> [PROBLEM TO WORK ON] Find the word "Götaland" in the records below. List each line containing it.

> [RECORDS FOR THIS TASK]
- - - -

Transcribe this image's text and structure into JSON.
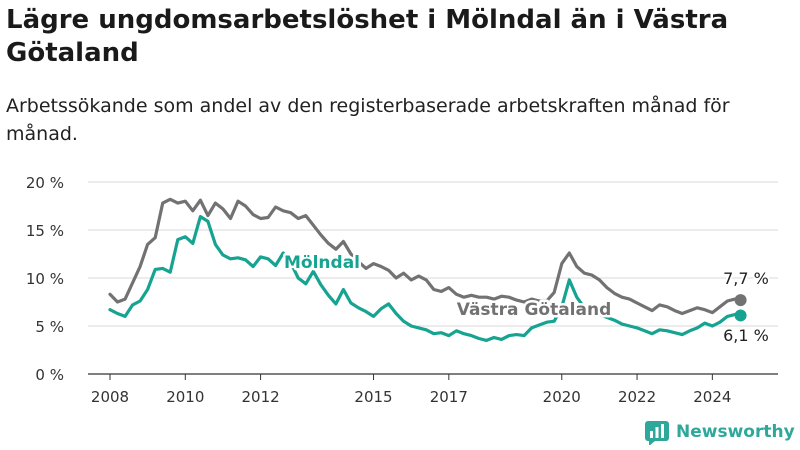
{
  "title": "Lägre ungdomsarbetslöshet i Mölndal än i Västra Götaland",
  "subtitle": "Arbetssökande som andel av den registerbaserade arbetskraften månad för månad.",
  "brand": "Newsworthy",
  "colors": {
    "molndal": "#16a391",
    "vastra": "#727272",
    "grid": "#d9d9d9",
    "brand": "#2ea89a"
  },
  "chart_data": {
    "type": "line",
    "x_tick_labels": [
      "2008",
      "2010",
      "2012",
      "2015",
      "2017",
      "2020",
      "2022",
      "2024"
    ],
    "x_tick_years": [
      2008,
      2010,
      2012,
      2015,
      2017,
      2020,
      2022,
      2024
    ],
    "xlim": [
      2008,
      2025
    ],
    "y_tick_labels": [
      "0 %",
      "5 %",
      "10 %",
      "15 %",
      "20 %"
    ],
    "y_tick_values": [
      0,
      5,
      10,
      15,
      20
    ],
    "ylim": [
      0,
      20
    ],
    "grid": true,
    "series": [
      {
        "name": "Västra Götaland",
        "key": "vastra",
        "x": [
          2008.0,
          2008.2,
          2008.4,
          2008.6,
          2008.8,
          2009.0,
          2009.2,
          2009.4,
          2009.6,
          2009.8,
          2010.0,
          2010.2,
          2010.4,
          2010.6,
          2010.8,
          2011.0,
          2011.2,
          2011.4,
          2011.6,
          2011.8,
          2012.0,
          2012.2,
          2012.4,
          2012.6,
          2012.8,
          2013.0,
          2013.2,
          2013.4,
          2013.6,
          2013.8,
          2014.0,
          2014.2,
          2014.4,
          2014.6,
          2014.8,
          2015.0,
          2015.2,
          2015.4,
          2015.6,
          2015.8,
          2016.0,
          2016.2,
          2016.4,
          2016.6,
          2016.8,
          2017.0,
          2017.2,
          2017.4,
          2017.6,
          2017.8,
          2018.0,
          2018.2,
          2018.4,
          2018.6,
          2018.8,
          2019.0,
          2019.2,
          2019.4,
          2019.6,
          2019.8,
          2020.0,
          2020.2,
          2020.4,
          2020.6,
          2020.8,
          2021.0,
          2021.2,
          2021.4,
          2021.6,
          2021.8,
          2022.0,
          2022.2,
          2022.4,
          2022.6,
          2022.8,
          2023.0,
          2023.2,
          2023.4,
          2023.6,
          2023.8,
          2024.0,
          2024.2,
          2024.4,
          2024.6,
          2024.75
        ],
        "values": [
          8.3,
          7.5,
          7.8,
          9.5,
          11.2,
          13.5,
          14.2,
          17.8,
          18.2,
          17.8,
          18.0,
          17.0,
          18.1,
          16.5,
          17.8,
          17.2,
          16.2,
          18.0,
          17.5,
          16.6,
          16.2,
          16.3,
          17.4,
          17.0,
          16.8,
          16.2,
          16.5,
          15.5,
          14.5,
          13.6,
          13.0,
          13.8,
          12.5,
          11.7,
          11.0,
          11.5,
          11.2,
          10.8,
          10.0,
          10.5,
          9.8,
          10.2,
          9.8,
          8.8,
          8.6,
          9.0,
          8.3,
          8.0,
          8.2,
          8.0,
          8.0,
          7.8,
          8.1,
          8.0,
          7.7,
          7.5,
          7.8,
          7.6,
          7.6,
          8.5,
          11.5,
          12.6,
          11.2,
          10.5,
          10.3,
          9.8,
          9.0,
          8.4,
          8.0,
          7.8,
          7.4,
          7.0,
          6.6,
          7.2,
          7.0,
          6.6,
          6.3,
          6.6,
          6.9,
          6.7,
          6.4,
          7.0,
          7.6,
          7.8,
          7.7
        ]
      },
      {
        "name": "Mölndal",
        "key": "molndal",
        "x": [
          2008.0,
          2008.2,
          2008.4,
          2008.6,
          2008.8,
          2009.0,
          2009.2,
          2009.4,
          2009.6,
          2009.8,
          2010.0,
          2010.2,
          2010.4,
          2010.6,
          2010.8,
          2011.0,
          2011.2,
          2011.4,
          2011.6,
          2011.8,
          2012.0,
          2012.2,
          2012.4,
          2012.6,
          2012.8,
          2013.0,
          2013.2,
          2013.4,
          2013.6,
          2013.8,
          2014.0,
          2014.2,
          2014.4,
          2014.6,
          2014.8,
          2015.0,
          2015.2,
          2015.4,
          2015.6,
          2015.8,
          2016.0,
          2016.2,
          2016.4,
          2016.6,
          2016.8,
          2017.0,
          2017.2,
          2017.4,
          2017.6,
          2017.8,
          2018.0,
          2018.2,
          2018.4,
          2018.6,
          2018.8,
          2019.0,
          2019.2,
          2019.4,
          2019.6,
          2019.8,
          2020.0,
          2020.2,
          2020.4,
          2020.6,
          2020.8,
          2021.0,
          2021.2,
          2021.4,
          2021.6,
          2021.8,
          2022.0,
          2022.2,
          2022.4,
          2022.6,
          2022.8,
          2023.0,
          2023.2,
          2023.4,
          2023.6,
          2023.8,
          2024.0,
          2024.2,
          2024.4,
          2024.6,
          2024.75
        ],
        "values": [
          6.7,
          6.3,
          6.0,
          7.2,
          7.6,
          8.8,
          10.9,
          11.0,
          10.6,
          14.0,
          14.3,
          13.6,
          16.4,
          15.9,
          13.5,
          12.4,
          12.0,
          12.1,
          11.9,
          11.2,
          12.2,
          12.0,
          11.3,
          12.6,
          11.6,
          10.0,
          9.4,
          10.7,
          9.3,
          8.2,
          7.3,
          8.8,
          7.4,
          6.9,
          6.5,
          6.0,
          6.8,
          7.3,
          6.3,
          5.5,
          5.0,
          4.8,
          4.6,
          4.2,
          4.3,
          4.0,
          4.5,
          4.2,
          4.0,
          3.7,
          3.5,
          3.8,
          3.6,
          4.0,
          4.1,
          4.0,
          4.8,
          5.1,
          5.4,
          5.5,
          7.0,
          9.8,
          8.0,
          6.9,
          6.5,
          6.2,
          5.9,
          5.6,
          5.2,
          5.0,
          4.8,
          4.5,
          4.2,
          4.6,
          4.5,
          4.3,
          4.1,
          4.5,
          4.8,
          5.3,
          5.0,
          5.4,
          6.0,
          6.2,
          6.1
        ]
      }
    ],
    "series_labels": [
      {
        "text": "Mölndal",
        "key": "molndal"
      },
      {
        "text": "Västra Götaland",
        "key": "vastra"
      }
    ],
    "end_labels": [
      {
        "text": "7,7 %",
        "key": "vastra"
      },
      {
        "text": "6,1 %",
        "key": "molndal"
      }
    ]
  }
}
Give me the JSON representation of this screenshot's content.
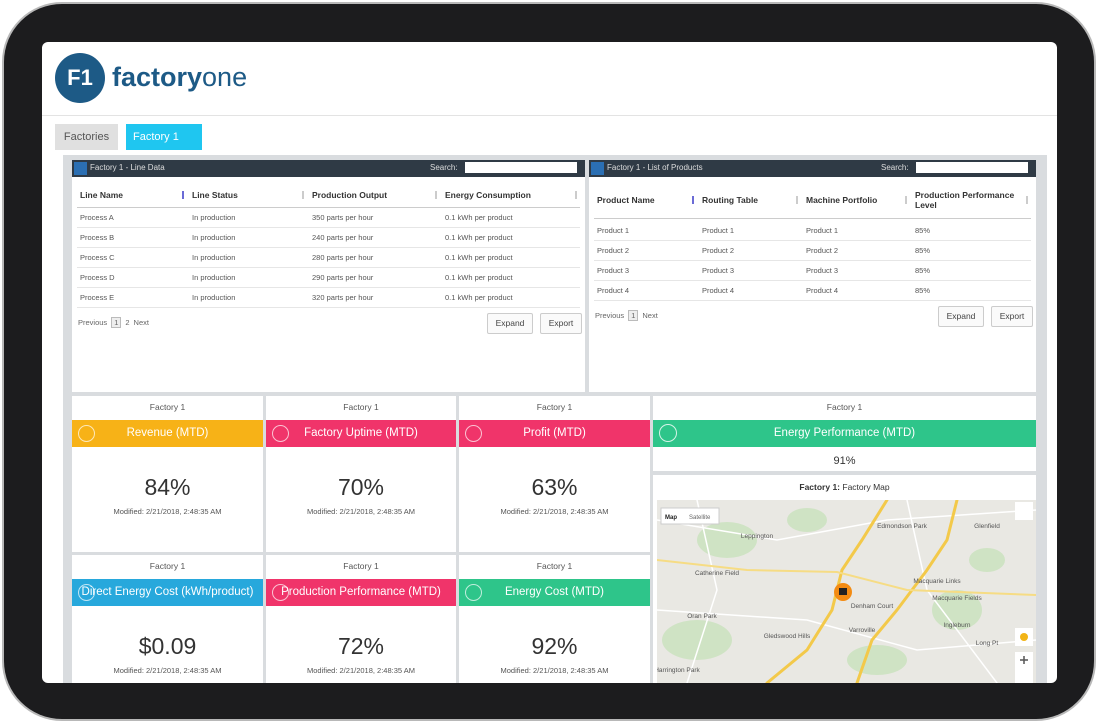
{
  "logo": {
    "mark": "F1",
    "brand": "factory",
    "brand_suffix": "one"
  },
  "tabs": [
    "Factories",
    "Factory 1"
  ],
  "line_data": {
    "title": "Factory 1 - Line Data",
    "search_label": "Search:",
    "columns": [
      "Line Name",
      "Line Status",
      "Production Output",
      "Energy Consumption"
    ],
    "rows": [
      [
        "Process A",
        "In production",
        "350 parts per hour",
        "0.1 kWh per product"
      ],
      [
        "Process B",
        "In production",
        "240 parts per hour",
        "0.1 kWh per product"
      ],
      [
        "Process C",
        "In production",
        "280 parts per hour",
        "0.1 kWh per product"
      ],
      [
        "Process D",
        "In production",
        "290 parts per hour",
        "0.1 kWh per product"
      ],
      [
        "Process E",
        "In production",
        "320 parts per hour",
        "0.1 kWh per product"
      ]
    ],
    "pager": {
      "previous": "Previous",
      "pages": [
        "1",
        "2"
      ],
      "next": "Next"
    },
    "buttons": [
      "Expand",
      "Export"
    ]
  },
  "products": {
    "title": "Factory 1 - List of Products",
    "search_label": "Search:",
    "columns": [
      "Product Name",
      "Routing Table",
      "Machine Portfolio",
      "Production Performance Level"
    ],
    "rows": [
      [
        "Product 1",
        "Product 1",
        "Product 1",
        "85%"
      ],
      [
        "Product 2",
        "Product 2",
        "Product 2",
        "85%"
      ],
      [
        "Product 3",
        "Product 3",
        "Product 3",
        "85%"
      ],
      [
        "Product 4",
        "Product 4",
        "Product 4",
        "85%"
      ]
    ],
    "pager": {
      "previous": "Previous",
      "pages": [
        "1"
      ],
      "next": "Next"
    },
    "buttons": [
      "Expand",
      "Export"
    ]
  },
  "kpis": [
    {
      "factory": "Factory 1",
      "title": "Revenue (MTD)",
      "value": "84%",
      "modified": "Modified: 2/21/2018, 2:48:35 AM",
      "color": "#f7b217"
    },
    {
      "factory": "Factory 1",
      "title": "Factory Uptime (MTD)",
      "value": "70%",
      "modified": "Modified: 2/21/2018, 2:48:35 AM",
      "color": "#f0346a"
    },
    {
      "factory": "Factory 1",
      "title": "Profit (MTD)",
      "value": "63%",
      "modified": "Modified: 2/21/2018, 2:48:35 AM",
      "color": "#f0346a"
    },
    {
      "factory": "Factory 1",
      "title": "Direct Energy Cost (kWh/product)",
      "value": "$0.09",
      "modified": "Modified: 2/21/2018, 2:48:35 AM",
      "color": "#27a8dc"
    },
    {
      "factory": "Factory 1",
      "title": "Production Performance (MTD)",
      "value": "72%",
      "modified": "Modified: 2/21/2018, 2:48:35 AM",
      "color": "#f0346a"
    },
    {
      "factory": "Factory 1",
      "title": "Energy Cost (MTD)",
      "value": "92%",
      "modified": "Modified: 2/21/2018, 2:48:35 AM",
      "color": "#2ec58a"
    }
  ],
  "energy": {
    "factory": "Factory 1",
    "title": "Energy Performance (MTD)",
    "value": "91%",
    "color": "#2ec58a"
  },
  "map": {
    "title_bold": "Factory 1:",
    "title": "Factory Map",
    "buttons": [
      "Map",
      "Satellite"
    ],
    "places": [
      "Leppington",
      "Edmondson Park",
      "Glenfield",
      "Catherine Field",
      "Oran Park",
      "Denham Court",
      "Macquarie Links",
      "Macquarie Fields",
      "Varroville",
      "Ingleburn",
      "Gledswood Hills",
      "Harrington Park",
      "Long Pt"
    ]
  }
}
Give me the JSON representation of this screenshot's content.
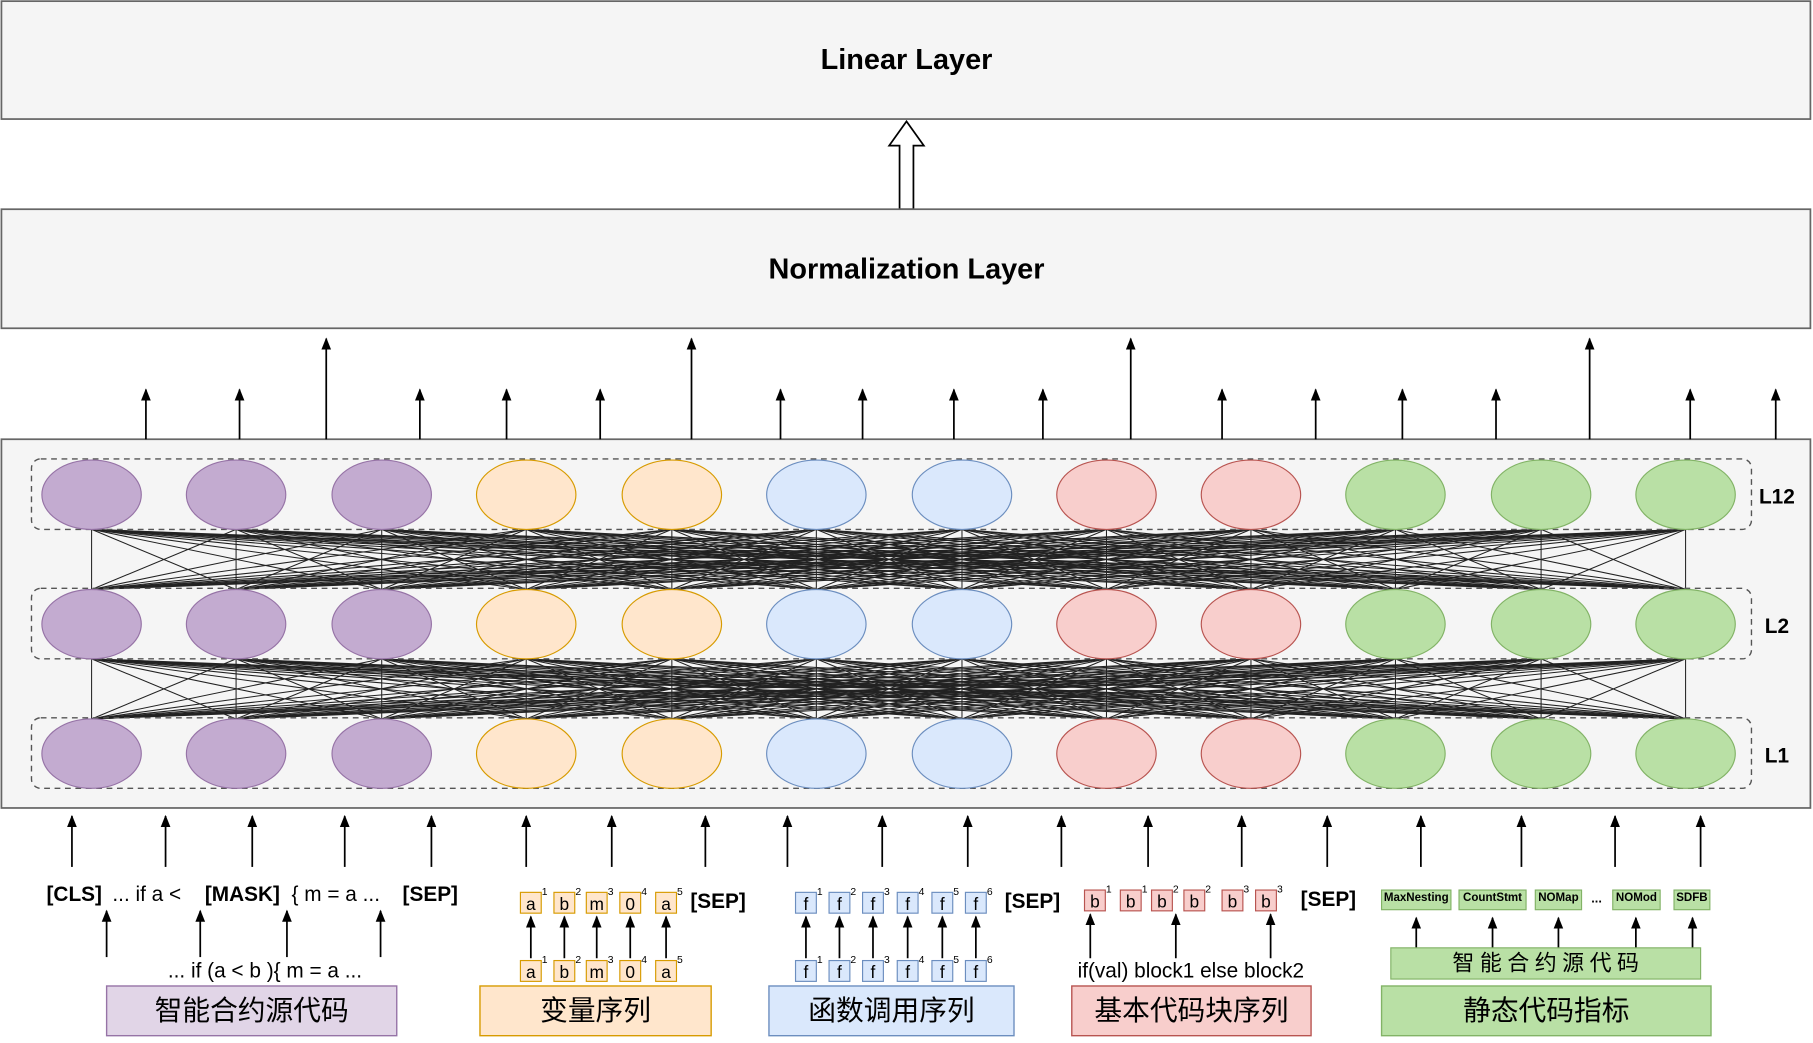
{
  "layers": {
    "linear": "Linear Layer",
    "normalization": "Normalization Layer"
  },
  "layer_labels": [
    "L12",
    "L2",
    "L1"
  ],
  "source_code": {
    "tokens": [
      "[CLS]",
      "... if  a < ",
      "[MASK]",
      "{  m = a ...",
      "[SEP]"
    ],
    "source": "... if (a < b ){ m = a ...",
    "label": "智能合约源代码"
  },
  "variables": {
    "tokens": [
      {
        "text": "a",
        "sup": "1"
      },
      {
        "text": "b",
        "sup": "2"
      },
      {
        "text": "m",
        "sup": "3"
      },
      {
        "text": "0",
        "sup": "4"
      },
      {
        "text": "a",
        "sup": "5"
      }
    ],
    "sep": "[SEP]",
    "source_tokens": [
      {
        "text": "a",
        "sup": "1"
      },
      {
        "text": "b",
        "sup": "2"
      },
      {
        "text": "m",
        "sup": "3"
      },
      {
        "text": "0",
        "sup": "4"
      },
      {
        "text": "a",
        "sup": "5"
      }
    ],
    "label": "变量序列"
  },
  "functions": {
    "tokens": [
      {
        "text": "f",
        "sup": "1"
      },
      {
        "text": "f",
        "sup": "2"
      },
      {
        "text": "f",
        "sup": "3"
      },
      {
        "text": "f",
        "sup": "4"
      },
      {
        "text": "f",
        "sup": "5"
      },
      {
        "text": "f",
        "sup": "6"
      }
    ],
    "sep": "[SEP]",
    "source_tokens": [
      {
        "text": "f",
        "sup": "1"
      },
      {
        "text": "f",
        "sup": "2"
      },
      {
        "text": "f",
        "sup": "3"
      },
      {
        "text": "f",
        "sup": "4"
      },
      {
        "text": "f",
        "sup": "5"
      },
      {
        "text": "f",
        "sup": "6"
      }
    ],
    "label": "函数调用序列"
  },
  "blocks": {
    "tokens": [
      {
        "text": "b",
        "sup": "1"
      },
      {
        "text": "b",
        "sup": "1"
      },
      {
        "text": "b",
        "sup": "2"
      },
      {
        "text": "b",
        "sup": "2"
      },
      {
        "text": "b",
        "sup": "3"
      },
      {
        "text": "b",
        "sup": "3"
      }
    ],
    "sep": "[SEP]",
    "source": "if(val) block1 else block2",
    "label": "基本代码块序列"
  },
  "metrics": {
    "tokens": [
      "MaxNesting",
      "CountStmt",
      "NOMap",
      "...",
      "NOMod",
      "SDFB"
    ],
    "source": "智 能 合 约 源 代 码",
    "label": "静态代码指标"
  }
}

- - - -

> [SOLUTION FOR THIS PROBLEM]
  "title": "Lägre ungdomsarbetslöshet i Mölndal än i Västra Götaland",
        "name": "Västra Götaland",
        "text": "Västra Götaland",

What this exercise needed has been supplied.